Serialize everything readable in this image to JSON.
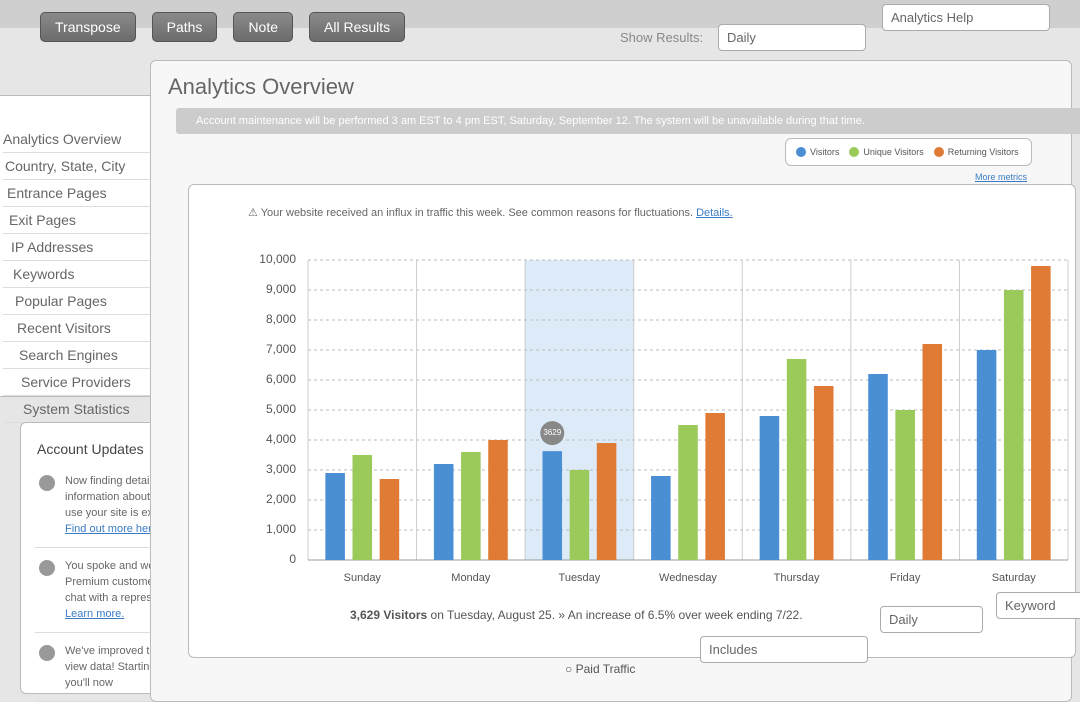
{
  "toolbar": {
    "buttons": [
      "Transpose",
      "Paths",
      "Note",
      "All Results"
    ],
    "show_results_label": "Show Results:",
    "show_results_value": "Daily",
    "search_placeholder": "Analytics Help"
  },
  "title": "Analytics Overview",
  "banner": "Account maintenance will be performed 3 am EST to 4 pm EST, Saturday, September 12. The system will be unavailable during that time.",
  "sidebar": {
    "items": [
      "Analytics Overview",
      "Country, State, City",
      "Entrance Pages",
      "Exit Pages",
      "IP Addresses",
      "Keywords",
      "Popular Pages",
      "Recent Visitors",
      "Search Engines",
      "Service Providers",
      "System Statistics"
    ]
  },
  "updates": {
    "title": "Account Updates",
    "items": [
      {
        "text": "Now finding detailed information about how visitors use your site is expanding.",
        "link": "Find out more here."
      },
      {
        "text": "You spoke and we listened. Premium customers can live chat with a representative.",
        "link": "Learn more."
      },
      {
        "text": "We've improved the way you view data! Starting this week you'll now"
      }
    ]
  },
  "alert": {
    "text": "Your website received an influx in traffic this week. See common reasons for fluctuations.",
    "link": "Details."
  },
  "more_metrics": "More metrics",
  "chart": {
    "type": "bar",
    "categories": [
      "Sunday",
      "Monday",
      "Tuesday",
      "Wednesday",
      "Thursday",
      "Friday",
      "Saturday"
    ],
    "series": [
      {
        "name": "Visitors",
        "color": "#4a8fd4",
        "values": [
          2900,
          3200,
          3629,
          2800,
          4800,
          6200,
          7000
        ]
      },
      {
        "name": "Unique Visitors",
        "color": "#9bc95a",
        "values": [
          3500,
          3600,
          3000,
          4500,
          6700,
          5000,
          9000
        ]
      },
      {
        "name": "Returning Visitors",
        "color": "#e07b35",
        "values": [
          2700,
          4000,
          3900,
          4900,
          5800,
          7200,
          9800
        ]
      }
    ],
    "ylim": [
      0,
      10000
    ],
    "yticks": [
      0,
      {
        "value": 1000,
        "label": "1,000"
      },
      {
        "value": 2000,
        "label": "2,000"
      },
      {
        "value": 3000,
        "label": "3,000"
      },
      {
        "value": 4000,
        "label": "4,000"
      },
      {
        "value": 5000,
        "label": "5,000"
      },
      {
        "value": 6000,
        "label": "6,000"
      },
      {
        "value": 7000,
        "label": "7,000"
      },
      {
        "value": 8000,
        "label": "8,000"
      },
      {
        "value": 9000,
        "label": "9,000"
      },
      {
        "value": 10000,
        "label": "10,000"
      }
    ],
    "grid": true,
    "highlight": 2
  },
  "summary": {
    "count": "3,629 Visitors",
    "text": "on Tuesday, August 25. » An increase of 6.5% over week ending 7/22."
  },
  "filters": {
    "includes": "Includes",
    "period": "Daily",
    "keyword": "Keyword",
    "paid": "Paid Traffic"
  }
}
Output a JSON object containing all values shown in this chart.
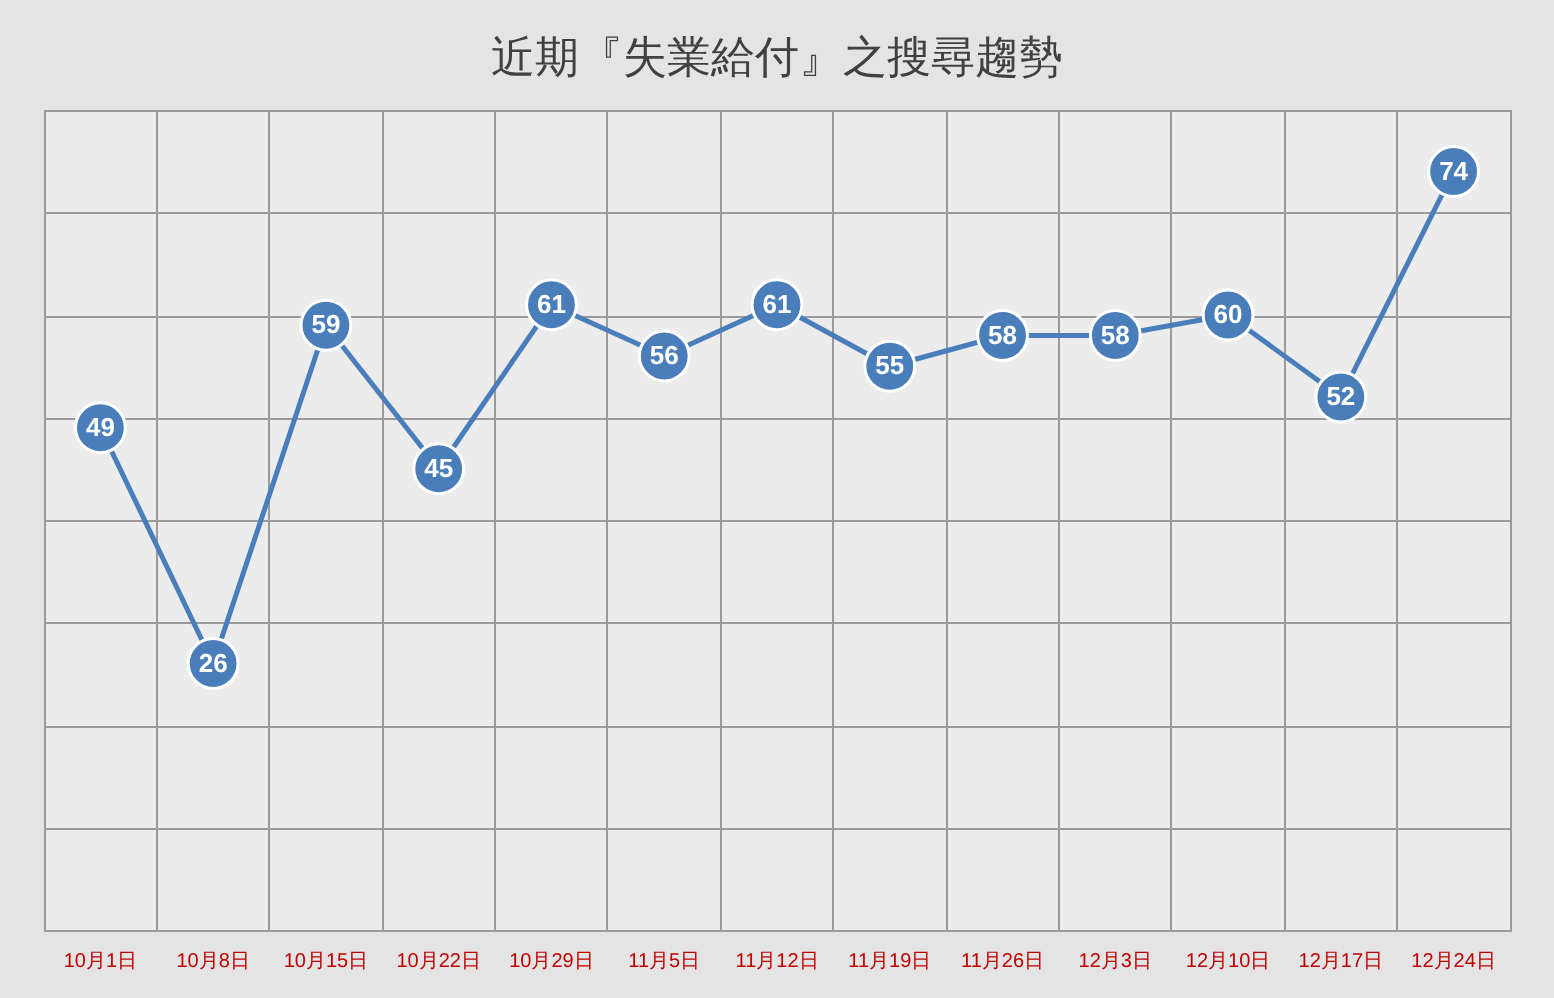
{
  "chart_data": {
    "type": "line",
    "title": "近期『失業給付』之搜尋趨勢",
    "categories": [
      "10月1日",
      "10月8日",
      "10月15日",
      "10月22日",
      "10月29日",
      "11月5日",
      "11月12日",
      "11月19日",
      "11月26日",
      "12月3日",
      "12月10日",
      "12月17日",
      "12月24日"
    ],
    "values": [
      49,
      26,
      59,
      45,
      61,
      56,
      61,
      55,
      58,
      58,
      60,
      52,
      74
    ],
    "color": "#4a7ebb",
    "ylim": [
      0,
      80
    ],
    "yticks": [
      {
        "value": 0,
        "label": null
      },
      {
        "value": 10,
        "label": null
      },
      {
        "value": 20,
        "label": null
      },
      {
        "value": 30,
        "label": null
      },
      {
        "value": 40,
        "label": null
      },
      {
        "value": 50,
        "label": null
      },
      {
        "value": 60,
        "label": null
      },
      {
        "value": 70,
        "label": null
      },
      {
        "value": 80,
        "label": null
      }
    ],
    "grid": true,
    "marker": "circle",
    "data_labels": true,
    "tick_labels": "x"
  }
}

------------------------------------

Omit every picture while copying the listing above exactly.

Serialize everything readable in this image to JSON.
{
  "toolbar": {
    "buttons": [
      "Transpose",
      "Paths",
      "Note",
      "All Results"
    ],
    "show_results_label": "Show Results:",
    "show_results_value": "Daily",
    "search_placeholder": "Analytics Help"
  },
  "title": "Analytics Overview",
  "banner": "Account maintenance will be performed 3 am EST to 4 pm EST, Saturday, September 12. The system will be unavailable during that time.",
  "sidebar": {
    "items": [
      "Analytics Overview",
      "Country, State, City",
      "Entrance Pages",
      "Exit Pages",
      "IP Addresses",
      "Keywords",
      "Popular Pages",
      "Recent Visitors",
      "Search Engines",
      "Service Providers",
      "System Statistics"
    ]
  },
  "updates": {
    "title": "Account Updates",
    "items": [
      {
        "text": "Now finding detailed information about how visitors use your site is expanding.",
        "link": "Find out more here."
      },
      {
        "text": "You spoke and we listened. Premium customers can live chat with a representative.",
        "link": "Learn more."
      },
      {
        "text": "We've improved the way you view data! Starting this week you'll now"
      }
    ]
  },
  "alert": {
    "text": "Your website received an influx in traffic this week. See common reasons for fluctuations.",
    "link": "Details."
  },
  "more_metrics": "More metrics",
  "chart": {
    "type": "bar",
    "categories": [
      "Sunday",
      "Monday",
      "Tuesday",
      "Wednesday",
      "Thursday",
      "Friday",
      "Saturday"
    ],
    "series": [
      {
        "name": "Visitors",
        "color": "#4a8fd4",
        "values": [
          2900,
          3200,
          3629,
          2800,
          4800,
          6200,
          7000
        ]
      },
      {
        "name": "Unique Visitors",
        "color": "#9bc95a",
        "values": [
          3500,
          3600,
          3000,
          4500,
          6700,
          5000,
          9000
        ]
      },
      {
        "name": "Returning Visitors",
        "color": "#e07b35",
        "values": [
          2700,
          4000,
          3900,
          4900,
          5800,
          7200,
          9800
        ]
      }
    ],
    "ylim": [
      0,
      10000
    ],
    "yticks": [
      0,
      {
        "value": 1000,
        "label": "1,000"
      },
      {
        "value": 2000,
        "label": "2,000"
      },
      {
        "value": 3000,
        "label": "3,000"
      },
      {
        "value": 4000,
        "label": "4,000"
      },
      {
        "value": 5000,
        "label": "5,000"
      },
      {
        "value": 6000,
        "label": "6,000"
      },
      {
        "value": 7000,
        "label": "7,000"
      },
      {
        "value": 8000,
        "label": "8,000"
      },
      {
        "value": 9000,
        "label": "9,000"
      },
      {
        "value": 10000,
        "label": "10,000"
      }
    ],
    "grid": true,
    "highlight": 2
  },
  "summary": {
    "count": "3,629 Visitors",
    "text": "on Tuesday, August 25. » An increase of 6.5% over week ending 7/22."
  },
  "filters": {
    "includes": "Includes",
    "period": "Daily",
    "keyword": "Keyword",
    "paid": "Paid Traffic"
  }
}
Output a JSON object containing all values shown in this chart.
{
  "chart_data": {
    "type": "line",
    "title": "近期『失業給付』之搜尋趨勢",
    "categories": [
      "10月1日",
      "10月8日",
      "10月15日",
      "10月22日",
      "10月29日",
      "11月5日",
      "11月12日",
      "11月19日",
      "11月26日",
      "12月3日",
      "12月10日",
      "12月17日",
      "12月24日"
    ],
    "values": [
      49,
      26,
      59,
      45,
      61,
      56,
      61,
      55,
      58,
      58,
      60,
      52,
      74
    ],
    "color": "#4a7ebb",
    "ylim": [
      0,
      80
    ],
    "yticks": [
      {
        "value": 0,
        "label": null
      },
      {
        "value": 10,
        "label": null
      },
      {
        "value": 20,
        "label": null
      },
      {
        "value": 30,
        "label": null
      },
      {
        "value": 40,
        "label": null
      },
      {
        "value": 50,
        "label": null
      },
      {
        "value": 60,
        "label": null
      },
      {
        "value": 70,
        "label": null
      },
      {
        "value": 80,
        "label": null
      }
    ],
    "grid": true,
    "marker": "circle",
    "data_labels": true,
    "tick_labels": "x"
  }
}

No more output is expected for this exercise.